DO THIS:
Output every line exactly as written. Leave out pictures.

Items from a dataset
■ ■ ■ ■

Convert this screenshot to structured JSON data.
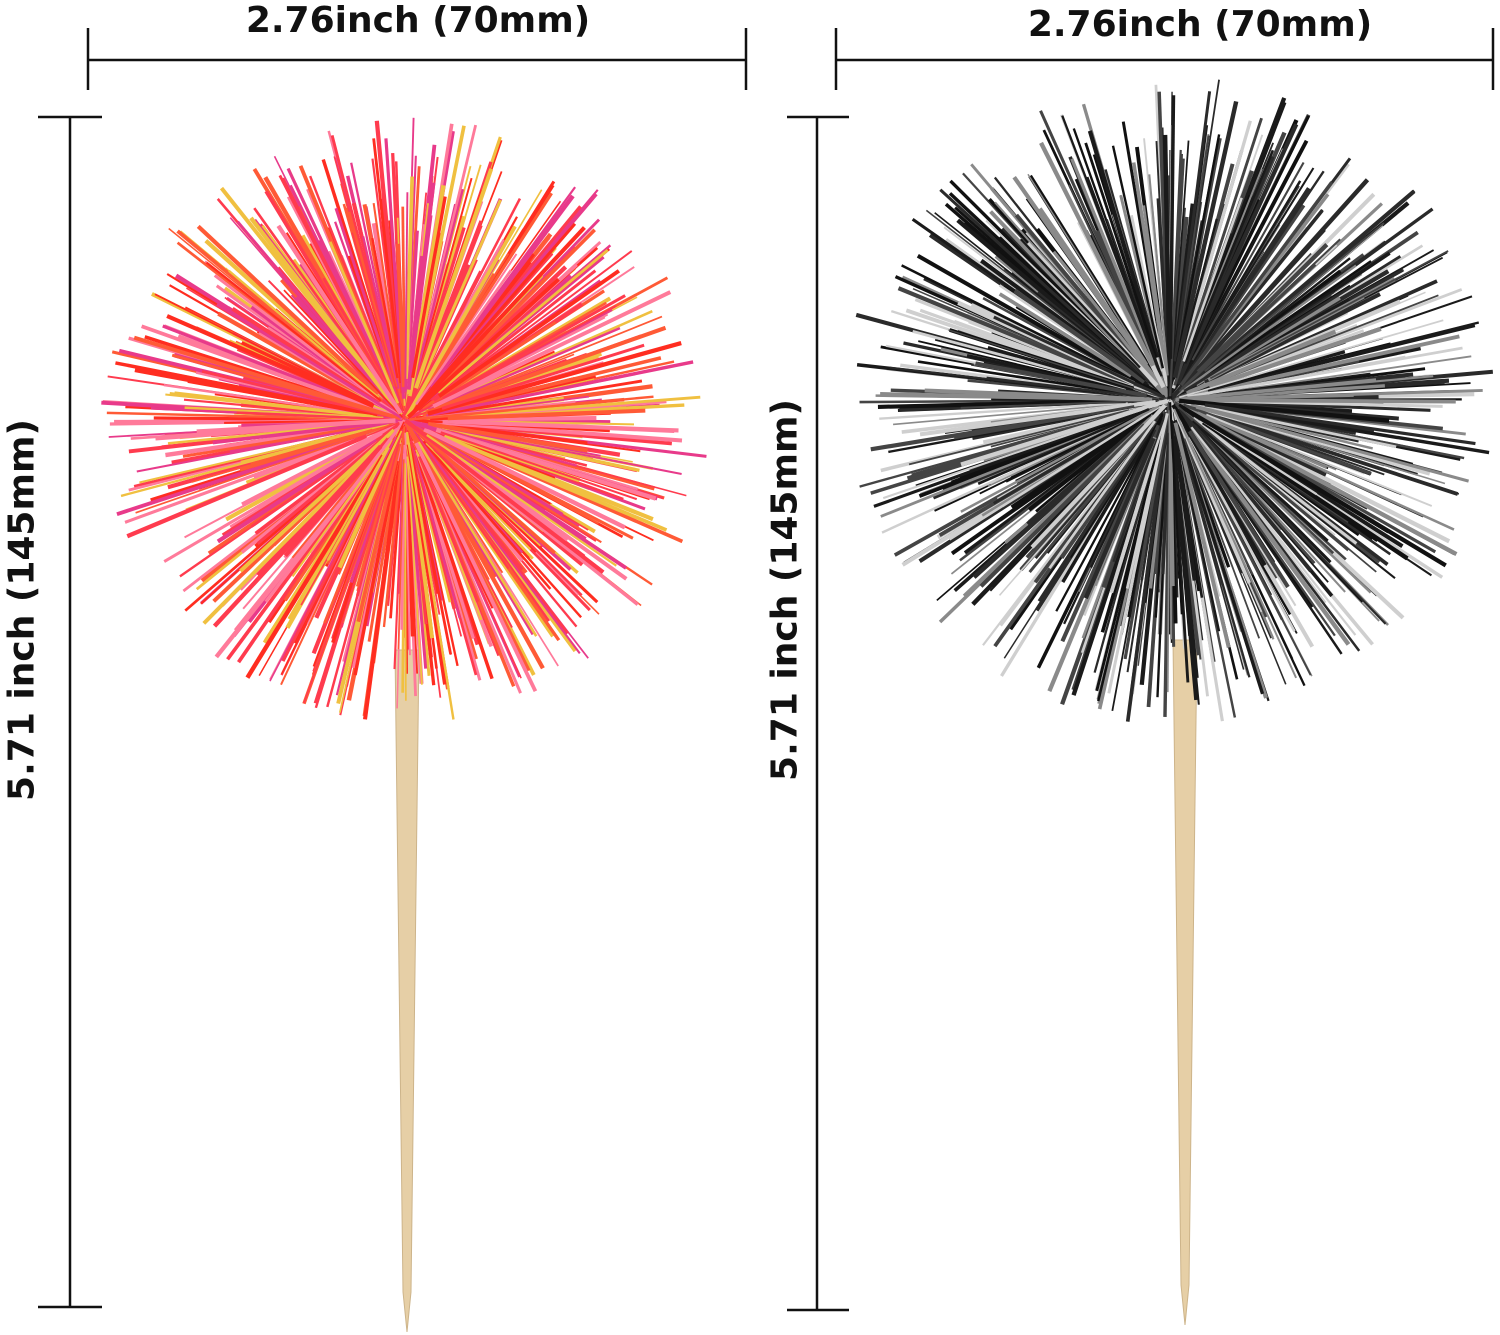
{
  "products": [
    {
      "name_color": "iridescent-red",
      "width_label": "2.76inch  (70mm)",
      "height_label": "5.71 inch  (145mm)",
      "colors": [
        "#ff3b4e",
        "#ff5a36",
        "#ff7a9a",
        "#f0c040",
        "#e83a8a",
        "#ff2d20"
      ]
    },
    {
      "name_color": "black",
      "width_label": "2.76inch  (70mm)",
      "height_label": "5.71 inch  (145mm)",
      "colors": [
        "#111111",
        "#2a2a2a",
        "#444444",
        "#1a1a1a",
        "#8a8a8a",
        "#cfcfcf"
      ]
    }
  ],
  "stick_color": "#e6cfa6"
}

■ ■ ■ ■

RESPONSE TO THIS EXERCISE:
Convert this screenshot to structured JSON data.
{
  "products": [
    {
      "name_color": "iridescent-red",
      "width_label": "2.76inch  (70mm)",
      "height_label": "5.71 inch  (145mm)",
      "colors": [
        "#ff3b4e",
        "#ff5a36",
        "#ff7a9a",
        "#f0c040",
        "#e83a8a",
        "#ff2d20"
      ]
    },
    {
      "name_color": "black",
      "width_label": "2.76inch  (70mm)",
      "height_label": "5.71 inch  (145mm)",
      "colors": [
        "#111111",
        "#2a2a2a",
        "#444444",
        "#1a1a1a",
        "#8a8a8a",
        "#cfcfcf"
      ]
    }
  ],
  "stick_color": "#e6cfa6"
}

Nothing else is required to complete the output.